===== Given data =====

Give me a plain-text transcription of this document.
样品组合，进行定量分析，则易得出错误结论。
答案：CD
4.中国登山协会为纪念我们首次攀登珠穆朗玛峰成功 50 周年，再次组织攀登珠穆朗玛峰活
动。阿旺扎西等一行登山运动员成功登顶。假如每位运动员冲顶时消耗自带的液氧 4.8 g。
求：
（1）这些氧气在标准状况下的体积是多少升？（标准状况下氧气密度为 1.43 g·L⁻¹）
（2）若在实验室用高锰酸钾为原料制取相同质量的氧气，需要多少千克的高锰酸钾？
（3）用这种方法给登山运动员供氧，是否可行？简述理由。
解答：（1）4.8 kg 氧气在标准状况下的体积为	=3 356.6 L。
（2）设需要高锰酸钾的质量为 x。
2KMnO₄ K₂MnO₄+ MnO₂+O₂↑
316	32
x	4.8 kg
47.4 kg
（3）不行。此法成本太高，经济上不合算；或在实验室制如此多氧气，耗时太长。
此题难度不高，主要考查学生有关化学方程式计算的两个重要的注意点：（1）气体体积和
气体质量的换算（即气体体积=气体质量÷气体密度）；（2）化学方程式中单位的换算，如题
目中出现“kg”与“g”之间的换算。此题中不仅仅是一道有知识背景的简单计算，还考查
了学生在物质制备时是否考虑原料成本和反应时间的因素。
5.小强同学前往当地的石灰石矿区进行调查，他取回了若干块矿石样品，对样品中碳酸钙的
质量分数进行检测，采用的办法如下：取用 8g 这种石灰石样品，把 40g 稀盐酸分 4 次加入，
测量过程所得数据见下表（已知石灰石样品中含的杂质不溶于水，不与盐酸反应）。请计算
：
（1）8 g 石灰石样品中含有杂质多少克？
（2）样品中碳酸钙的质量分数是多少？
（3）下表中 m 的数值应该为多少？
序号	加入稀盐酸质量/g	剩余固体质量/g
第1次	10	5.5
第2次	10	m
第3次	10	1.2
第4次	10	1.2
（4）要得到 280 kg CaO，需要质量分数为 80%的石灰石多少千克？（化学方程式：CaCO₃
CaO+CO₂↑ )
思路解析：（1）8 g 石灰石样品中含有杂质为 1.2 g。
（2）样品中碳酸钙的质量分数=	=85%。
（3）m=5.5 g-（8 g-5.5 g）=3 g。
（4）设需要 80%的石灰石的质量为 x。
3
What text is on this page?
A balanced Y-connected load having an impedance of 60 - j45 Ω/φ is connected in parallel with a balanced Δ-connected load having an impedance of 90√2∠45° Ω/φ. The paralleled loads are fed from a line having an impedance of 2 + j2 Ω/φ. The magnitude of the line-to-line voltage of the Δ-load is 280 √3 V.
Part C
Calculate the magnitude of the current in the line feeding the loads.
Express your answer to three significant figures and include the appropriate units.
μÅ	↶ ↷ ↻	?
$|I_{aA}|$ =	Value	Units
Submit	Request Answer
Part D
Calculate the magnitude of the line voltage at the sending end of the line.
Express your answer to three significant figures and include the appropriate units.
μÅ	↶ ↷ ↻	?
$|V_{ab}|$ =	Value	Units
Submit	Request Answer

=====

> **What needs to be done**: Lines in the records that hold the word "magnitude" are to be counted; give only the total.

> **Written reply**: 3